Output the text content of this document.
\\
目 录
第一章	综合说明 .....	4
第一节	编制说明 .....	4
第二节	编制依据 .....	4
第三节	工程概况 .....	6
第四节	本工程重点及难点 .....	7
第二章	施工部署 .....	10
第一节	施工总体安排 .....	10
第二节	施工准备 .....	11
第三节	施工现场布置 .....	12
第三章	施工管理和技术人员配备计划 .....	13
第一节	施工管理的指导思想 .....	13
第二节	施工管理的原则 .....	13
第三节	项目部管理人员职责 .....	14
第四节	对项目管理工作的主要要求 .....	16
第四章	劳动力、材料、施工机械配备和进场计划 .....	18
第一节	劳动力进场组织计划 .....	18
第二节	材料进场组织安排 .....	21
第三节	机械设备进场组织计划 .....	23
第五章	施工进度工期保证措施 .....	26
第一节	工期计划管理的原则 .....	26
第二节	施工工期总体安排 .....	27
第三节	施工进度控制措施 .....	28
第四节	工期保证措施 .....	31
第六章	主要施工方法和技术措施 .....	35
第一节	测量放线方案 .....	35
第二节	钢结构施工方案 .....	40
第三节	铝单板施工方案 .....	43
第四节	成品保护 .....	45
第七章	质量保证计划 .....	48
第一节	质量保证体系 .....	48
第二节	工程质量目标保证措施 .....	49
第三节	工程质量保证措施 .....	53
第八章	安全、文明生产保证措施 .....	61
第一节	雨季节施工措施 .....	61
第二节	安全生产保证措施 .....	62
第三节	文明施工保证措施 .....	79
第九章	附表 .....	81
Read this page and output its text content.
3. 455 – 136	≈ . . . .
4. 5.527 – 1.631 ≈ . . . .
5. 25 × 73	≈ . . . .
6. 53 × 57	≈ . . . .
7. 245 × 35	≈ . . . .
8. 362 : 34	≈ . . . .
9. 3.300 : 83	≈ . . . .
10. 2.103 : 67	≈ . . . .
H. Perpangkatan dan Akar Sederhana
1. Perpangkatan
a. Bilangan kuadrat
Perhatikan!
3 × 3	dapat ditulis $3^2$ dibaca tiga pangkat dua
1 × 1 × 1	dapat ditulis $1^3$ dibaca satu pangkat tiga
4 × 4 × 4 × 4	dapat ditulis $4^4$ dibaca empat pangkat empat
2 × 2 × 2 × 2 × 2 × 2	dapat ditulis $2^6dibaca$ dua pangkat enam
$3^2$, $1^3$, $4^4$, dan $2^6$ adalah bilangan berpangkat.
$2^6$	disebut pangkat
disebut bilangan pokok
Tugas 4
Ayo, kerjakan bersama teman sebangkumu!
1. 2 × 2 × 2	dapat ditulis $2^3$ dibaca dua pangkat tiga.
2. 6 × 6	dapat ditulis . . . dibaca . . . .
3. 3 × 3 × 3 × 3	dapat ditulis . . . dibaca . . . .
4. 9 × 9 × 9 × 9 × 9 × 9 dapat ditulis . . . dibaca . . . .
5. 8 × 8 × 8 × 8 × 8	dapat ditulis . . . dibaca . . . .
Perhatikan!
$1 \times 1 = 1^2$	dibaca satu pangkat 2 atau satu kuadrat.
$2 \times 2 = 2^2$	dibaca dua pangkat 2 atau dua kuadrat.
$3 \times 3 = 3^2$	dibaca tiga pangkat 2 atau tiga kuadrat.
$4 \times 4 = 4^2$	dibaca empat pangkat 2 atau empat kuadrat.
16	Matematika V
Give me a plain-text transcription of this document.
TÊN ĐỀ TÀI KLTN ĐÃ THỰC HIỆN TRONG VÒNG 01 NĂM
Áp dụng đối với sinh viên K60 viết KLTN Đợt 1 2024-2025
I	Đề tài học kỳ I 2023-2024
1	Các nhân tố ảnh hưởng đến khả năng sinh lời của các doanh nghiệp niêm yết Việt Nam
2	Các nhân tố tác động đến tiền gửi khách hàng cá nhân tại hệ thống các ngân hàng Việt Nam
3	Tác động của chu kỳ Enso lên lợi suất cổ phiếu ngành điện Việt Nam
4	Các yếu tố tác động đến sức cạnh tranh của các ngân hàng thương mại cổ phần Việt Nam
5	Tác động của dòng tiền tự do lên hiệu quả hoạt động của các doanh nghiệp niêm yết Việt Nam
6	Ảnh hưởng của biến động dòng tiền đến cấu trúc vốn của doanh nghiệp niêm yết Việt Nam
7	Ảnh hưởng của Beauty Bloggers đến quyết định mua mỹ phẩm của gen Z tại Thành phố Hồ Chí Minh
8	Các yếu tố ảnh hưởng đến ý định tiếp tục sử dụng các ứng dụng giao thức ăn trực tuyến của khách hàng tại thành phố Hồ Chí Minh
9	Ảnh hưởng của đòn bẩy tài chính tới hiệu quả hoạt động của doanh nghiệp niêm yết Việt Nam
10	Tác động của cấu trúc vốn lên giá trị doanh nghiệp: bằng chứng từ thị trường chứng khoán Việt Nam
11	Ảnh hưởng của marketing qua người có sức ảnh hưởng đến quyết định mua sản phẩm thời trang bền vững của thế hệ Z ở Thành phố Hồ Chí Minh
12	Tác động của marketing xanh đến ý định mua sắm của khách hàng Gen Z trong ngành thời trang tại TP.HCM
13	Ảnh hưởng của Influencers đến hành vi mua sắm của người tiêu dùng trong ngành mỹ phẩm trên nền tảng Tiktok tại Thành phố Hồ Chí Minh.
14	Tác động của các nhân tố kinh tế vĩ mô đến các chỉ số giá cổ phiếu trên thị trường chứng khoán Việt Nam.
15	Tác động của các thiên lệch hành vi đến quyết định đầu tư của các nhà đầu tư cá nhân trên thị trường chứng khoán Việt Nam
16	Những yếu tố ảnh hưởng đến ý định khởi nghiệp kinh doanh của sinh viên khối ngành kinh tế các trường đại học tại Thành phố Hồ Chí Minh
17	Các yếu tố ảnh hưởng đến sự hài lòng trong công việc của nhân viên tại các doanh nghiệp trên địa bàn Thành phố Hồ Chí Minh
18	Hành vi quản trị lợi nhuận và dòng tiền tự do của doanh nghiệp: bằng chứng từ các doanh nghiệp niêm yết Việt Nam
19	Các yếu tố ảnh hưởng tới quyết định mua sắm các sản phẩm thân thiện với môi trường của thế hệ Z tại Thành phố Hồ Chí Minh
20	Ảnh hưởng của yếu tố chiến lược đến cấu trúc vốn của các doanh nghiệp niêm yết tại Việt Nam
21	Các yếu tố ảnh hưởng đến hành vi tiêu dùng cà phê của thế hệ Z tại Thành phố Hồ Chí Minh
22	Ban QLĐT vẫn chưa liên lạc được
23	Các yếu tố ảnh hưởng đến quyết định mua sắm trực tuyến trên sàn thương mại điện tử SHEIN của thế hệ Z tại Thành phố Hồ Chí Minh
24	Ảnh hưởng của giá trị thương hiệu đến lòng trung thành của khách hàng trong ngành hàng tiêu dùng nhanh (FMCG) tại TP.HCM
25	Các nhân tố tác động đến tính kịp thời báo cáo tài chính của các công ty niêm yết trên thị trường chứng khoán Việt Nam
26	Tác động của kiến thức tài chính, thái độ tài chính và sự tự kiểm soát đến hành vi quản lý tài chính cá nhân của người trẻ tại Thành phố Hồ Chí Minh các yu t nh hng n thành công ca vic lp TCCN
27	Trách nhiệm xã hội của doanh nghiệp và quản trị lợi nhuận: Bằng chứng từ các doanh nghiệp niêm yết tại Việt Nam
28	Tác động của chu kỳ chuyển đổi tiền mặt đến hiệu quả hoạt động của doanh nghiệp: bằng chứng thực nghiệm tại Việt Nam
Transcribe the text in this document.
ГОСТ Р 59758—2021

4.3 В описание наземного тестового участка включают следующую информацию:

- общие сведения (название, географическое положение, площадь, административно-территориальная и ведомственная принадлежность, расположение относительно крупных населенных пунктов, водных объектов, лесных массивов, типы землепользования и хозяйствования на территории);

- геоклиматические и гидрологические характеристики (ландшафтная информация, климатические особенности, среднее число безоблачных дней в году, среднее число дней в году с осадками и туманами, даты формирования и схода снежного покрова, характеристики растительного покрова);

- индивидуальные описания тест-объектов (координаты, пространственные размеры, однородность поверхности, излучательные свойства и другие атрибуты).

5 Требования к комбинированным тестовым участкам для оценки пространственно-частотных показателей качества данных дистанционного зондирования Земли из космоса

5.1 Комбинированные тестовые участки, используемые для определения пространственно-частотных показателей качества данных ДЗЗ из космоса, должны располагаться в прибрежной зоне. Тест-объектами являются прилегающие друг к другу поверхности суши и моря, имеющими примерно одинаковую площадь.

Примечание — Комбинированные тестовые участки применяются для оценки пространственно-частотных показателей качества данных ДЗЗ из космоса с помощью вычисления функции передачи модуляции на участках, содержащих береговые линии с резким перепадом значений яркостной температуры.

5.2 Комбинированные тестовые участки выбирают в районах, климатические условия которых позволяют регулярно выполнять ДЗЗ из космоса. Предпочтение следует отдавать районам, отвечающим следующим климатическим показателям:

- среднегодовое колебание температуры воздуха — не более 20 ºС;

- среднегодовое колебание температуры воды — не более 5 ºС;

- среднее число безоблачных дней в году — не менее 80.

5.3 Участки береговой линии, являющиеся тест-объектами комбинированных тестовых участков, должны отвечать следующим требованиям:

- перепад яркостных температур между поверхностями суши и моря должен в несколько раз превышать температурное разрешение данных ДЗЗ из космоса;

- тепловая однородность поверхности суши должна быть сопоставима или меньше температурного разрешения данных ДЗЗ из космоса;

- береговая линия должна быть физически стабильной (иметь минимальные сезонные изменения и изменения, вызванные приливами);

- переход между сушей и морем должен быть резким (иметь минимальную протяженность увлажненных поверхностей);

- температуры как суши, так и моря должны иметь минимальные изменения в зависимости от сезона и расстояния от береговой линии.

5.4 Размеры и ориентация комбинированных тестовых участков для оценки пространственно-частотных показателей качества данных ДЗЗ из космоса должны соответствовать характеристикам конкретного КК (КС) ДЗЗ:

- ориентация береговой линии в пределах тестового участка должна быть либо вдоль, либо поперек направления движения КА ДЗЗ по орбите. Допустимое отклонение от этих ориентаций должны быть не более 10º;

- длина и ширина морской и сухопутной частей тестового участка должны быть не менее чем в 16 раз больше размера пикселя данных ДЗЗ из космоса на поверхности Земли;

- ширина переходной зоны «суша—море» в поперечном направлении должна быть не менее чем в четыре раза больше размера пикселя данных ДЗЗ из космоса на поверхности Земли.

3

> _Problem to solve_
Using the listing, copy every line where the word "Комбинированные" shows up.

> _Response to the task_
5.1 Комбинированные тестовые участки, используемые для определения пространственно-частотных показателей качества данных ДЗЗ из космоса, должны располагаться в прибрежной зоне. Тест-объектами являются прилегающие друг к другу поверхности суши и моря, имеющими примерно одинаковую площадь.
Примечание — Комбинированные тестовые участки применяются для оценки пространственно-частотных показателей качества данных ДЗЗ из космоса с помощью вычисления функции передачи модуляции на участках, содержащих береговые линии с резким перепадом значений яркостной температуры.
5.2 Комбинированные тестовые участки выбирают в районах, климатические условия которых позволяют регулярно выполнять ДЗЗ из космоса. Предпочтение следует отдавать районам, отвечающим следующим климатическим показателям:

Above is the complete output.